## Exercise brief
Transcribe all of the material exactly, except for its pictures.

## Material shown
________
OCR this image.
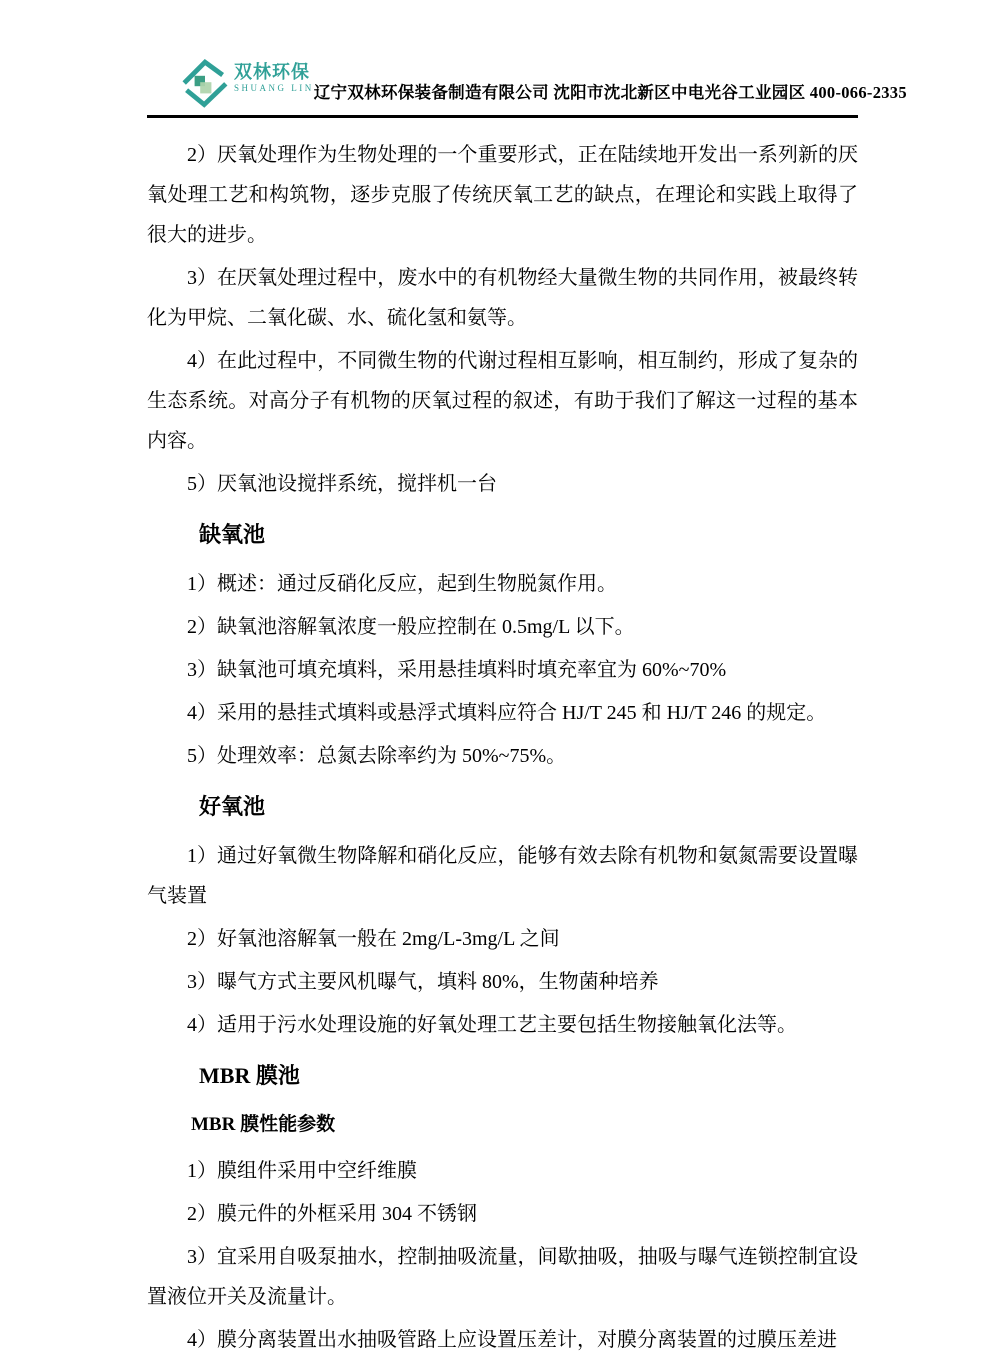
双林环保
SHUANG LIN 辽宁双林环保装备制造有限公司 沈阳市沈北新区中电光谷工业园区 400-066-2335

2）厌氧处理作为生物处理的一个重要形式，正在陆续地开发出一系列新的厌氧处理工艺和构筑物，逐步克服了传统厌氧工艺的缺点，在理论和实践上取得了很大的进步。

3）在厌氧处理过程中，废水中的有机物经大量微生物的共同作用，被最终转化为甲烷、二氧化碳、水、硫化氢和氨等。

4）在此过程中，不同微生物的代谢过程相互影响，相互制约，形成了复杂的生态系统。对高分子有机物的厌氧过程的叙述，有助于我们了解这一过程的基本内容。

5）厌氧池设搅拌系统，搅拌机一台

缺氧池

1）概述：通过反硝化反应，起到生物脱氮作用。

2）缺氧池溶解氧浓度一般应控制在 0.5mg/L 以下。

3）缺氧池可填充填料，采用悬挂填料时填充率宜为 60%~70%

4）采用的悬挂式填料或悬浮式填料应符合 HJ/T 245 和 HJ/T 246 的规定。

5）处理效率：总氮去除率约为 50%~75%。

好氧池

1）通过好氧微生物降解和硝化反应，能够有效去除有机物和氨氮需要设置曝气装置

2）好氧池溶解氧一般在 2mg/L-3mg/L 之间

3）曝气方式主要风机曝气，填料 80%，生物菌种培养

4）适用于污水处理设施的好氧处理工艺主要包括生物接触氧化法等。

MBR 膜池
MBR 膜性能参数

1）膜组件采用中空纤维膜

2）膜元件的外框采用 304 不锈钢

3）宜采用自吸泵抽水，控制抽吸流量，间歇抽吸，抽吸与曝气连锁控制宜设置液位开关及流量计。

4）膜分离装置出水抽吸管路上应设置压差计，对膜分离装置的过膜压差进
________
## Solution to this task
OCR this image.
双林环保
SHUANG LIN 辽宁双林环保装备制造有限公司 沈阳市沈北新区中电光谷工业园区 400-066-2335

2）厌氧处理作为生物处理的一个重要形式，正在陆续地开发出一系列新的厌氧处理工艺和构筑物，逐步克服了传统厌氧工艺的缺点，在理论和实践上取得了很大的进步。

3）在厌氧处理过程中，废水中的有机物经大量微生物的共同作用，被最终转化为甲烷、二氧化碳、水、硫化氢和氨等。

4）在此过程中，不同微生物的代谢过程相互影响，相互制约，形成了复杂的生态系统。对高分子有机物的厌氧过程的叙述，有助于我们了解这一过程的基本内容。

5）厌氧池设搅拌系统，搅拌机一台

缺氧池

1）概述：通过反硝化反应，起到生物脱氮作用。

2）缺氧池溶解氧浓度一般应控制在 0.5mg/L 以下。

3）缺氧池可填充填料，采用悬挂填料时填充率宜为 60%~70%

4）采用的悬挂式填料或悬浮式填料应符合 HJ/T 245 和 HJ/T 246 的规定。

5）处理效率：总氮去除率约为 50%~75%。

好氧池

1）通过好氧微生物降解和硝化反应，能够有效去除有机物和氨氮需要设置曝气装置

2）好氧池溶解氧一般在 2mg/L-3mg/L 之间

3）曝气方式主要风机曝气，填料 80%，生物菌种培养

4）适用于污水处理设施的好氧处理工艺主要包括生物接触氧化法等。

MBR 膜池
MBR 膜性能参数

1）膜组件采用中空纤维膜

2）膜元件的外框采用 304 不锈钢

3）宜采用自吸泵抽水，控制抽吸流量，间歇抽吸，抽吸与曝气连锁控制宜设置液位开关及流量计。

4）膜分离装置出水抽吸管路上应设置压差计，对膜分离装置的过膜压差进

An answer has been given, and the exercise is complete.